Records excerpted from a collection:

● ● ●

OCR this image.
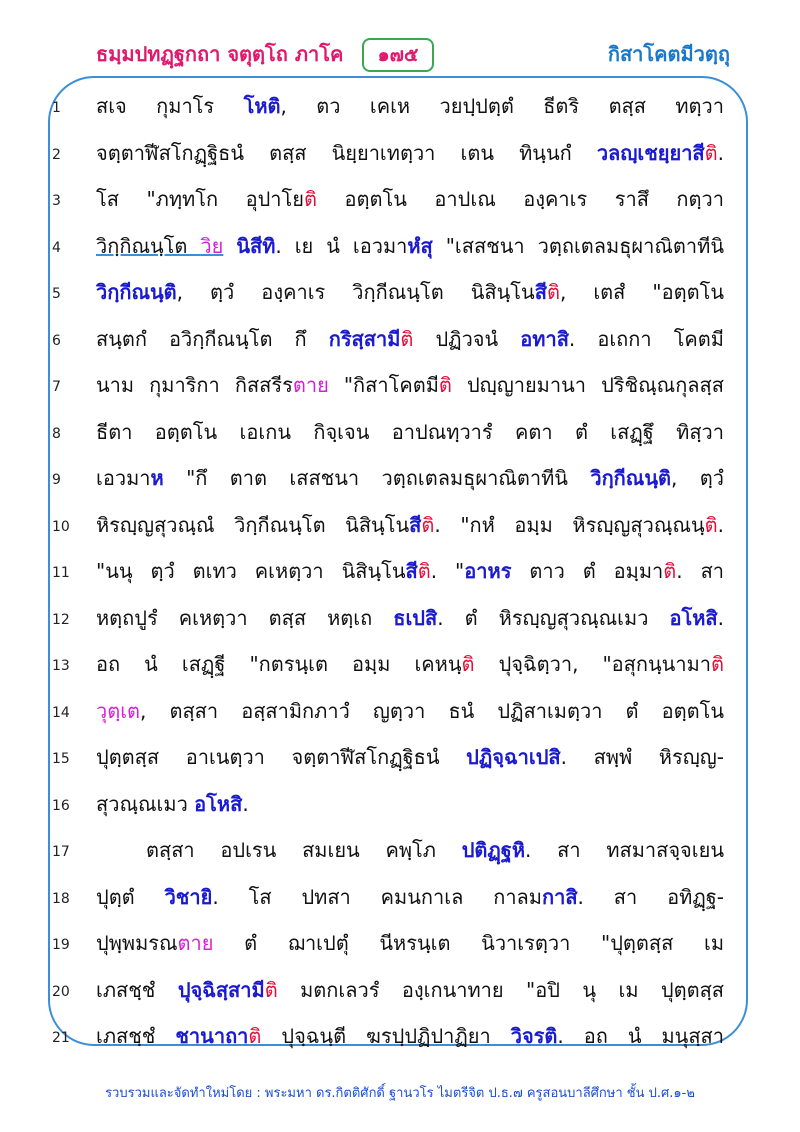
ธมฺมปทฏฺฐกถา จตุตฺโถ ภาโค	๑๗๕	กิสาโคตมีวตฺถุ
1	สเจ กุมาโร โหติ, ตว เคเห วยปฺปตฺตํ ธีตริ ตสฺส ทตฺวา
2	จตฺตาฬีสโกฏฺฐิธนํ ตสฺส นิยฺยาเทตฺวา เตน ทินฺนกํ วลญฺเชยฺยาสีติ.
3	โส "ภทฺทโก อุปาโยติ อตฺตโน อาปเณ องฺคาเร ราสึ กตฺวา
4	วิกฺกิณนฺโต วิย นิสีทิ. เย นํ เอวมาหํสุ "เสสชนา วตฺถเตลมธุผาณิตาทีนิ
5	วิกฺกีณนฺติ, ตฺวํ องฺคาเร วิกฺกีณนฺโต นิสินฺโนสีติ, เตสํ "อตฺตโน
6	สนฺตกํ อวิกฺกีณนฺโต กึ กริสฺสามีติ ปฏิวจนํ อทาสิ. อเถกา โคตมี
7	นาม กุมาริกา กิสสรีรตาย "กิสาโคตมีติ ปญฺญายมานา ปริชิณฺณกุลสฺส
8	ธีตา อตฺตโน เอเกน กิจฺเจน อาปณทฺวารํ คตา ตํ เสฏฺฐึ ทิสฺวา
9	เอวมาห "กึ ตาต เสสชนา วตฺถเตลมธุผาณิตาทีนิ วิกฺกีณนฺติ, ตฺวํ
10	หิรญฺญสุวณฺณํ วิกฺกีณนฺโต นิสินฺโนสีติ. "กหํ อมฺม หิรญฺญสุวณฺณนฺติ.
11	"นนุ ตฺวํ ตเทว คเหตฺวา นิสินฺโนสีติ. "อาหร ตาว ตํ อมฺมาติ. สา
12	หตฺถปูรํ คเหตฺวา ตสฺส หตฺเถ ธเปสิ. ตํ หิรญฺญสุวณฺณเมว อโหสิ.
13	อถ นํ เสฏฺฐี "กตรนฺเต อมฺม เคหนฺติ ปุจฺฉิตฺวา, "อสุกนฺนามาติ
14	วุตฺเต, ตสฺสา อสฺสามิกภาวํ ญตฺวา ธนํ ปฏิสาเมตฺวา ตํ อตฺตโน
15	ปุตฺตสฺส อาเนตฺวา จตฺตาฬีสโกฏฺฐิธนํ ปฏิจฺฉาเปสิ. สพฺพํ หิรญฺญ-
16	สุวณฺณเมว อโหสิ.
17	ตสฺสา อปเรน สมเยน คพฺโภ ปติฏฺฐหิ. สา ทสมาสจฺจเยน
18	ปุตฺตํ วิชายิ. โส ปทสา คมนกาเล กาลมกาสิ. สา อทิฏฺฐ-
19	ปุพฺพมรณตาย ตํ ฌาเปตุํ นีหรนฺเต นิวาเรตฺวา "ปุตฺตสฺส เม
20	เภสชฺชํ ปุจฺฉิสฺสามีติ มตกเลวรํ องฺเกนาทาย "อปิ นุ เม ปุตฺตสฺส
21	เภสชฺชํ ชานาถาติ ปุจฺฉนฺตี ฆรปฺปฏิปาฏิยา วิจรติ. อถ นํ มนุสฺสา
รวบรวมและจัดทำใหม่โดย : พระมหา ดร.กิตติศักดิ์ ฐานวโร ไมตรีจิต ป.ธ.๗ ครูสอนบาลีศึกษา ชั้น ป.ศ.๑-๒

● ● ●

List every line above containing the word "เภสช".

## The completed task
20	เภสชฺชํ ปุจฺฉิสฺสามีติ มตกเลวรํ องฺเกนาทาย "อปิ นุ เม ปุตฺตสฺส
21	เภสชฺชํ ชานาถาติ ปุจฺฉนฺตี ฆรปฺปฏิปาฏิยา วิจรติ. อถ นํ มนุสฺสา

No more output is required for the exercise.